Count how many lines of the material hold "Coordinate". Respond with that number alone.

Stored data entries:
■ ■ ■ ■ ■ ■ ■

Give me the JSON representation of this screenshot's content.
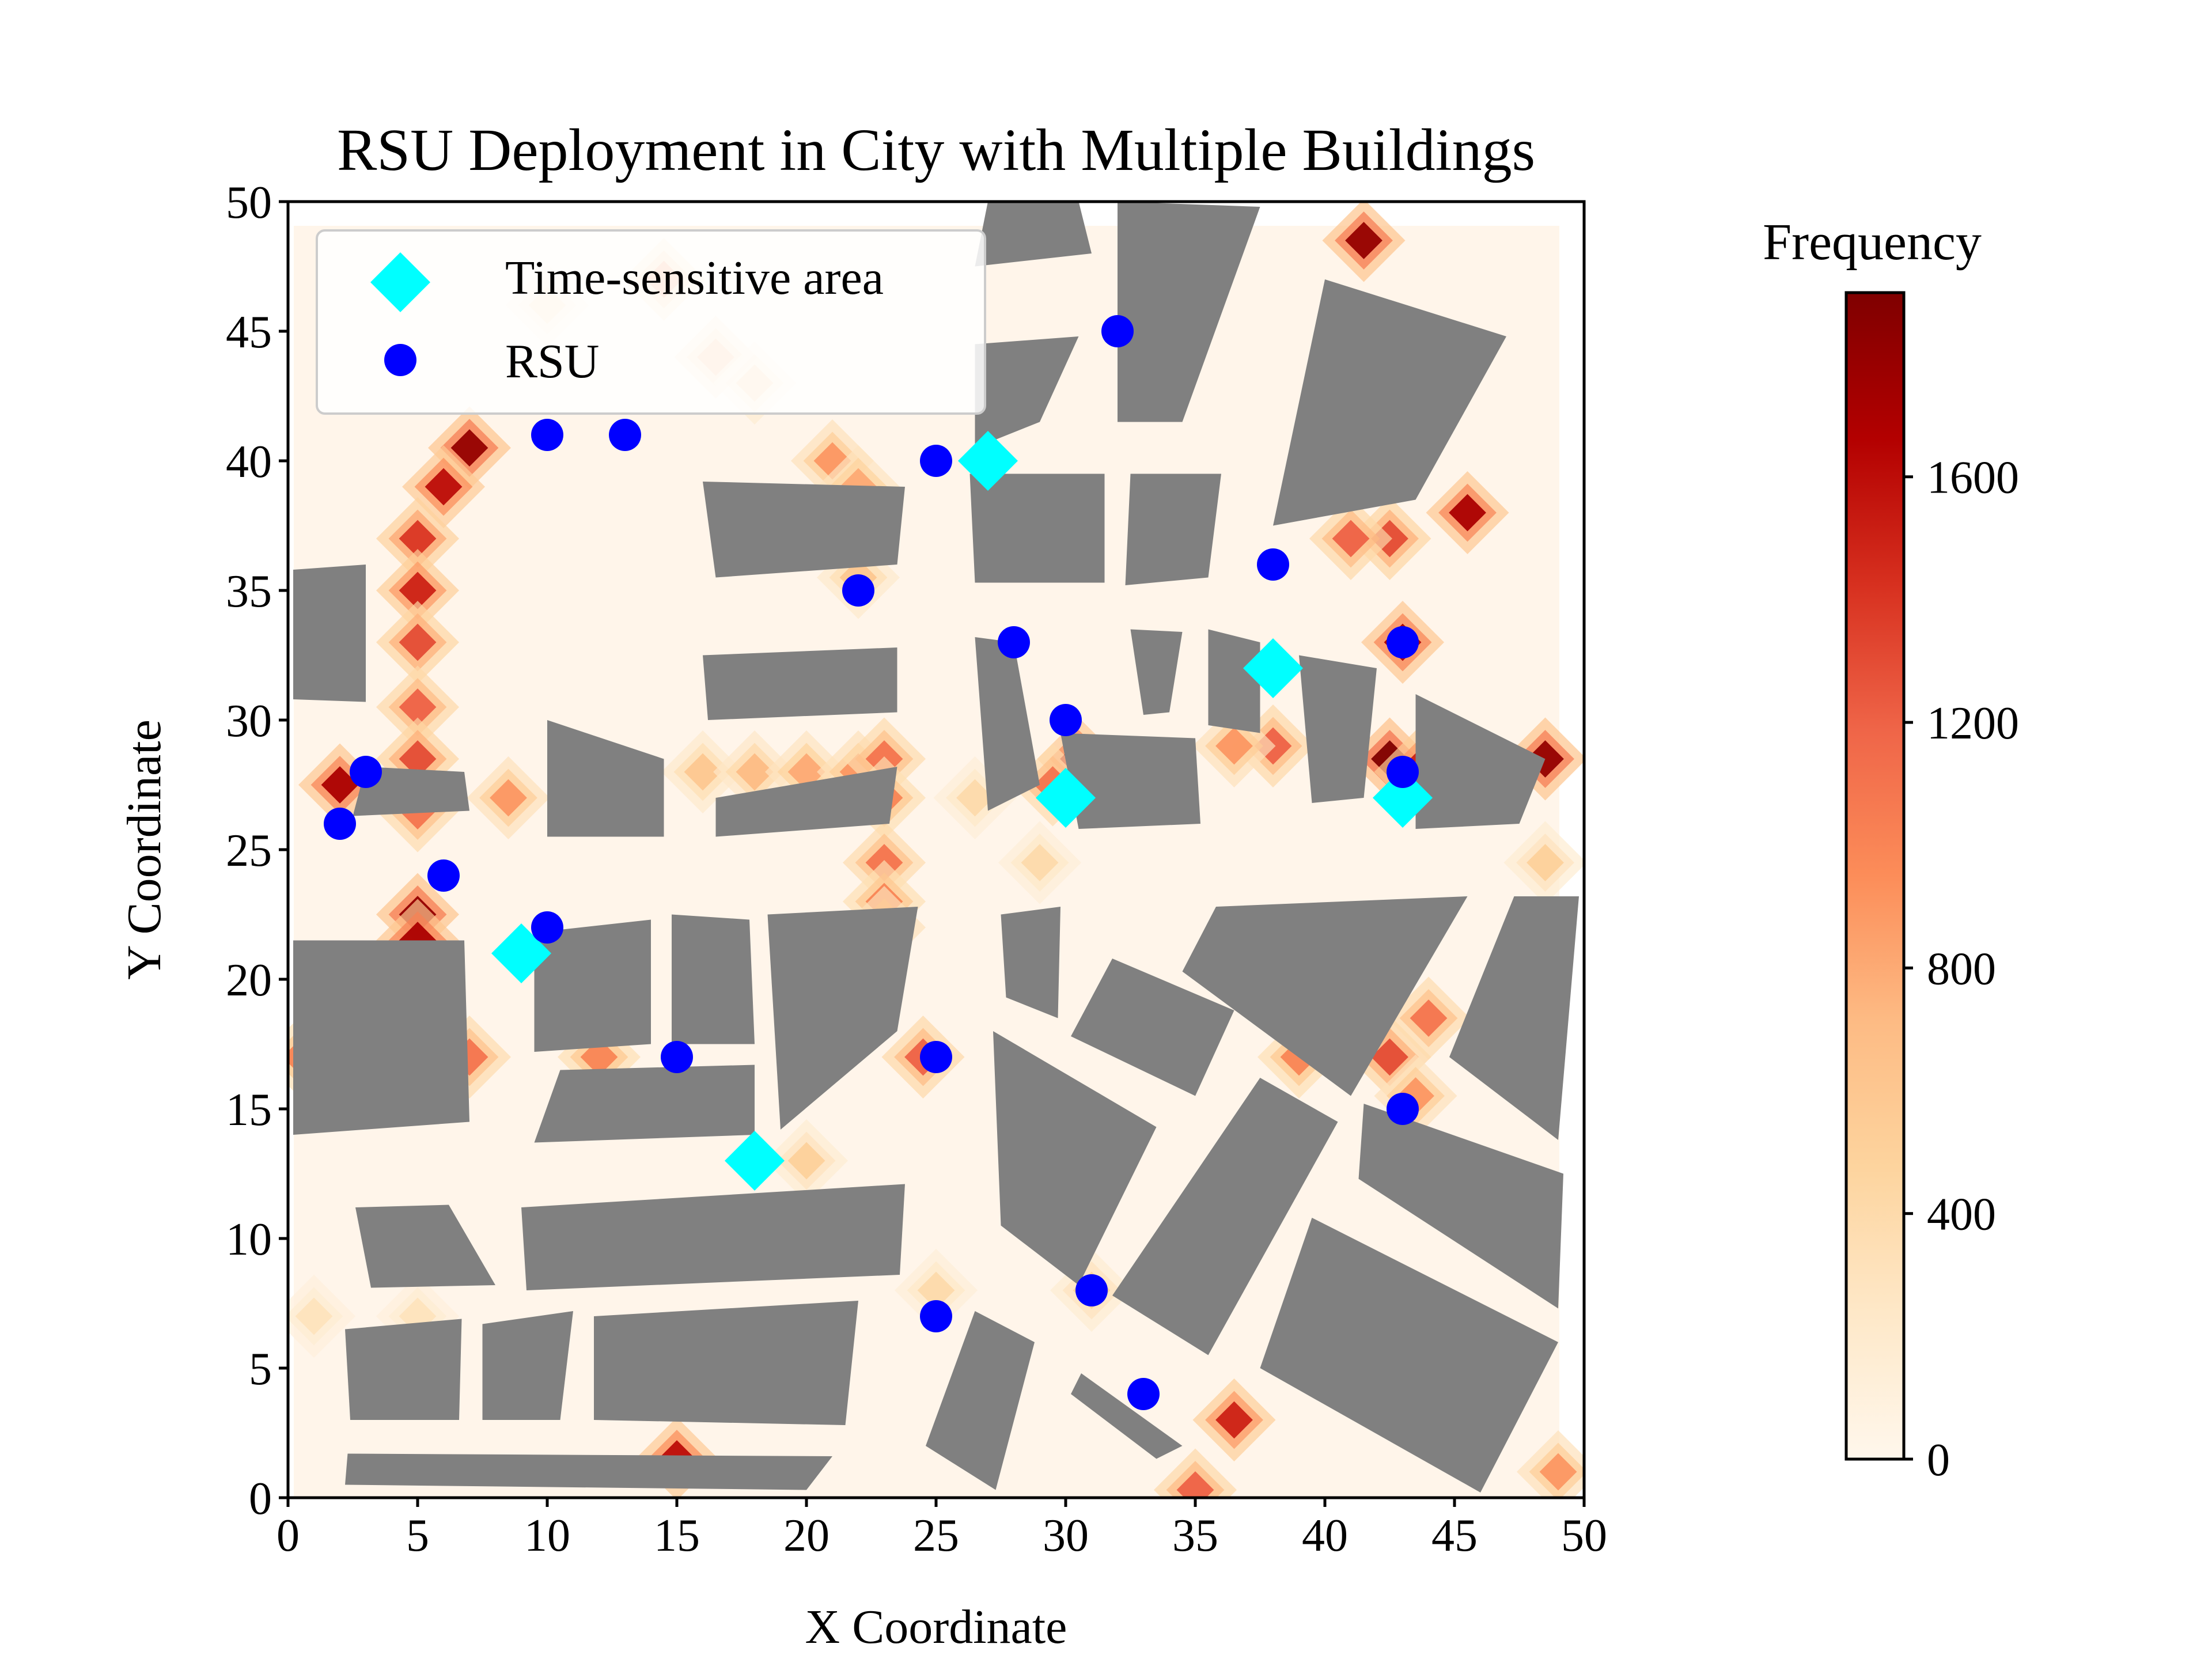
{
  "chart_data": {
    "type": "scatter",
    "title": "RSU Deployment in City with Multiple Buildings",
    "xlabel": "X Coordinate",
    "ylabel": "Y Coordinate",
    "xlim": [
      0,
      50
    ],
    "ylim": [
      0,
      50
    ],
    "x_ticks": [
      "0",
      "5",
      "10",
      "15",
      "20",
      "25",
      "30",
      "35",
      "40",
      "45",
      "50"
    ],
    "y_ticks": [
      "0",
      "5",
      "10",
      "15",
      "20",
      "25",
      "30",
      "35",
      "40",
      "45",
      "50"
    ],
    "grid": false,
    "legend_position": "top-left",
    "series": [
      {
        "name": "Time-sensitive area",
        "marker": "diamond",
        "color": "#00ffff",
        "points": [
          [
            27,
            40
          ],
          [
            38,
            32
          ],
          [
            30,
            27
          ],
          [
            43,
            27
          ],
          [
            9,
            21
          ],
          [
            18,
            13
          ]
        ]
      },
      {
        "name": "RSU",
        "marker": "circle",
        "color": "#0000ff",
        "points": [
          [
            32,
            45
          ],
          [
            10,
            41
          ],
          [
            13,
            41
          ],
          [
            25,
            40
          ],
          [
            22,
            35
          ],
          [
            38,
            36
          ],
          [
            28,
            33
          ],
          [
            43,
            33
          ],
          [
            30,
            30
          ],
          [
            3,
            28
          ],
          [
            43,
            28
          ],
          [
            2,
            26
          ],
          [
            6,
            24
          ],
          [
            10,
            22
          ],
          [
            15,
            17
          ],
          [
            25,
            17
          ],
          [
            43,
            15
          ],
          [
            25,
            7
          ],
          [
            31,
            8
          ],
          [
            33,
            4
          ]
        ]
      }
    ],
    "buildings": {
      "color": "#808080",
      "polygons": [
        [
          [
            26.5,
            47.5
          ],
          [
            31,
            48
          ],
          [
            30.5,
            50
          ],
          [
            27,
            50
          ]
        ],
        [
          [
            32,
            50
          ],
          [
            37.5,
            49.8
          ],
          [
            34.5,
            41.5
          ],
          [
            32,
            41.5
          ]
        ],
        [
          [
            26.5,
            44.5
          ],
          [
            30.5,
            44.8
          ],
          [
            29,
            41.5
          ],
          [
            26.5,
            40.5
          ]
        ],
        [
          [
            40,
            47
          ],
          [
            47,
            44.8
          ],
          [
            43.5,
            38.5
          ],
          [
            38,
            37.5
          ]
        ],
        [
          [
            16,
            39.2
          ],
          [
            23.8,
            39
          ],
          [
            23.5,
            36
          ],
          [
            16.5,
            35.5
          ]
        ],
        [
          [
            26.3,
            39.5
          ],
          [
            31.5,
            39.5
          ],
          [
            31.5,
            35.3
          ],
          [
            26.5,
            35.3
          ]
        ],
        [
          [
            32.5,
            39.5
          ],
          [
            36,
            39.5
          ],
          [
            35.5,
            35.5
          ],
          [
            32.3,
            35.2
          ]
        ],
        [
          [
            0.2,
            35.8
          ],
          [
            3,
            36
          ],
          [
            3,
            30.7
          ],
          [
            0.2,
            30.8
          ]
        ],
        [
          [
            16,
            32.5
          ],
          [
            23.5,
            32.8
          ],
          [
            23.5,
            30.3
          ],
          [
            16.2,
            30
          ]
        ],
        [
          [
            26.5,
            33.2
          ],
          [
            28,
            33
          ],
          [
            29,
            27.5
          ],
          [
            27,
            26.5
          ]
        ],
        [
          [
            32.5,
            33.5
          ],
          [
            34.5,
            33.4
          ],
          [
            34,
            30.3
          ],
          [
            33,
            30.2
          ]
        ],
        [
          [
            35.5,
            33.5
          ],
          [
            37.5,
            33
          ],
          [
            37.5,
            29.5
          ],
          [
            35.5,
            29.8
          ]
        ],
        [
          [
            39,
            32.5
          ],
          [
            42,
            32
          ],
          [
            41.5,
            27
          ],
          [
            39.5,
            26.8
          ]
        ],
        [
          [
            43.5,
            31
          ],
          [
            48.5,
            28.5
          ],
          [
            47.5,
            26
          ],
          [
            43.5,
            25.8
          ]
        ],
        [
          [
            3,
            28.2
          ],
          [
            6.8,
            28
          ],
          [
            7,
            26.5
          ],
          [
            2.5,
            26.3
          ]
        ],
        [
          [
            10,
            30
          ],
          [
            14.5,
            28.5
          ],
          [
            14.5,
            25.5
          ],
          [
            10,
            25.5
          ]
        ],
        [
          [
            16.5,
            27
          ],
          [
            23.5,
            28.2
          ],
          [
            23.2,
            26
          ],
          [
            16.5,
            25.5
          ]
        ],
        [
          [
            29.8,
            29.5
          ],
          [
            35,
            29.3
          ],
          [
            35.2,
            26
          ],
          [
            30.5,
            25.8
          ]
        ],
        [
          [
            0.2,
            21.5
          ],
          [
            6.8,
            21.5
          ],
          [
            7,
            14.5
          ],
          [
            0.2,
            14
          ]
        ],
        [
          [
            9.5,
            21.8
          ],
          [
            14,
            22.3
          ],
          [
            14,
            17.5
          ],
          [
            9.5,
            17.2
          ]
        ],
        [
          [
            14.8,
            22.5
          ],
          [
            17.8,
            22.3
          ],
          [
            18,
            17.5
          ],
          [
            14.8,
            17.5
          ]
        ],
        [
          [
            18.5,
            22.5
          ],
          [
            24.3,
            22.8
          ],
          [
            23.5,
            18
          ],
          [
            19,
            14.2
          ]
        ],
        [
          [
            27.5,
            22.5
          ],
          [
            29.8,
            22.8
          ],
          [
            29.7,
            18.5
          ],
          [
            27.7,
            19.3
          ]
        ],
        [
          [
            31.8,
            20.8
          ],
          [
            36.5,
            18.8
          ],
          [
            35,
            15.5
          ],
          [
            30.2,
            17.8
          ]
        ],
        [
          [
            35.8,
            22.8
          ],
          [
            45.5,
            23.2
          ],
          [
            41,
            15.5
          ],
          [
            34.5,
            20.3
          ]
        ],
        [
          [
            47.3,
            23.2
          ],
          [
            49.8,
            23.2
          ],
          [
            49,
            13.8
          ],
          [
            44.8,
            17
          ]
        ],
        [
          [
            10.5,
            16.5
          ],
          [
            18,
            16.7
          ],
          [
            18,
            14
          ],
          [
            9.5,
            13.7
          ]
        ],
        [
          [
            27.2,
            18
          ],
          [
            33.5,
            14.3
          ],
          [
            30.5,
            8.2
          ],
          [
            27.5,
            10.5
          ]
        ],
        [
          [
            37.5,
            16.2
          ],
          [
            40.5,
            14.5
          ],
          [
            35.5,
            5.5
          ],
          [
            31.8,
            7.8
          ]
        ],
        [
          [
            41.5,
            15.2
          ],
          [
            49.2,
            12.5
          ],
          [
            49,
            7.3
          ],
          [
            41.3,
            12.3
          ]
        ],
        [
          [
            2.6,
            11.2
          ],
          [
            6.2,
            11.3
          ],
          [
            8,
            8.2
          ],
          [
            3.2,
            8.1
          ]
        ],
        [
          [
            9,
            11.2
          ],
          [
            23.8,
            12.1
          ],
          [
            23.6,
            8.6
          ],
          [
            9.2,
            8
          ]
        ],
        [
          [
            2.2,
            6.5
          ],
          [
            6.7,
            6.9
          ],
          [
            6.6,
            3
          ],
          [
            2.4,
            3
          ]
        ],
        [
          [
            7.5,
            6.7
          ],
          [
            11,
            7.2
          ],
          [
            10.5,
            3
          ],
          [
            7.5,
            3
          ]
        ],
        [
          [
            11.8,
            7
          ],
          [
            22,
            7.6
          ],
          [
            21.5,
            2.8
          ],
          [
            11.8,
            3
          ]
        ],
        [
          [
            26.5,
            7.2
          ],
          [
            28.8,
            6
          ],
          [
            27.3,
            0.3
          ],
          [
            24.6,
            2
          ]
        ],
        [
          [
            30.6,
            4.8
          ],
          [
            34.5,
            2
          ],
          [
            33.5,
            1.5
          ],
          [
            30.2,
            4
          ]
        ],
        [
          [
            39.5,
            10.8
          ],
          [
            49,
            6
          ],
          [
            46,
            0.2
          ],
          [
            37.5,
            5
          ]
        ],
        [
          [
            2.3,
            1.7
          ],
          [
            21,
            1.6
          ],
          [
            20,
            0.3
          ],
          [
            2.2,
            0.5
          ]
        ]
      ]
    },
    "heatmap": {
      "colormap": "OrRd",
      "colorbar_label": "Frequency",
      "colorbar_ticks": [
        "0",
        "400",
        "800",
        "1200",
        "1600"
      ],
      "vmin": 0,
      "vmax": 1900,
      "hotspots": [
        [
          41.5,
          48.5,
          1800
        ],
        [
          45.5,
          38,
          1700
        ],
        [
          42.5,
          37,
          1300
        ],
        [
          41,
          37,
          1200
        ],
        [
          43,
          33,
          1700
        ],
        [
          48.5,
          28.5,
          1800
        ],
        [
          42.5,
          28.5,
          1900
        ],
        [
          43.5,
          28,
          1500
        ],
        [
          30.5,
          28.5,
          1600
        ],
        [
          38,
          29,
          1200
        ],
        [
          36.5,
          29,
          900
        ],
        [
          29.5,
          27.5,
          1100
        ],
        [
          7,
          40.5,
          1800
        ],
        [
          6,
          39,
          1600
        ],
        [
          5,
          37,
          1400
        ],
        [
          5,
          35,
          1500
        ],
        [
          5,
          33,
          1300
        ],
        [
          5,
          30.5,
          1200
        ],
        [
          5,
          28.5,
          1300
        ],
        [
          5,
          26.5,
          1100
        ],
        [
          2,
          27.5,
          1700
        ],
        [
          5,
          22.5,
          1800
        ],
        [
          5,
          21.5,
          1700
        ],
        [
          8.5,
          27,
          900
        ],
        [
          16,
          28,
          600
        ],
        [
          18,
          28,
          700
        ],
        [
          20,
          28,
          800
        ],
        [
          22,
          28,
          900
        ],
        [
          23,
          28.5,
          1100
        ],
        [
          23,
          27,
          1000
        ],
        [
          23,
          24.5,
          1100
        ],
        [
          23,
          23,
          1000
        ],
        [
          23,
          22,
          900
        ],
        [
          22,
          35.5,
          600
        ],
        [
          21,
          40,
          900
        ],
        [
          22,
          39,
          800
        ],
        [
          7,
          17,
          1100
        ],
        [
          0.5,
          17,
          1000
        ],
        [
          12,
          17,
          1000
        ],
        [
          24.5,
          17,
          1200
        ],
        [
          42.5,
          17,
          1300
        ],
        [
          44,
          18.5,
          1100
        ],
        [
          39,
          17,
          1000
        ],
        [
          43.5,
          15.5,
          900
        ],
        [
          36.5,
          3,
          1500
        ],
        [
          15,
          1.5,
          1600
        ],
        [
          35,
          0.3,
          1200
        ],
        [
          49,
          1,
          900
        ],
        [
          48.5,
          24.5,
          500
        ],
        [
          14.5,
          47,
          900
        ],
        [
          16.5,
          44,
          700
        ],
        [
          18,
          43,
          500
        ],
        [
          10,
          46,
          400
        ],
        [
          20,
          13,
          500
        ],
        [
          25,
          8,
          400
        ],
        [
          31,
          8,
          500
        ],
        [
          1,
          7,
          300
        ],
        [
          5,
          7,
          300
        ],
        [
          29,
          24.5,
          400
        ],
        [
          26.5,
          27,
          400
        ]
      ]
    }
  }
}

■ ■ ■ ■ ■ ■ ■

Expected answer: 2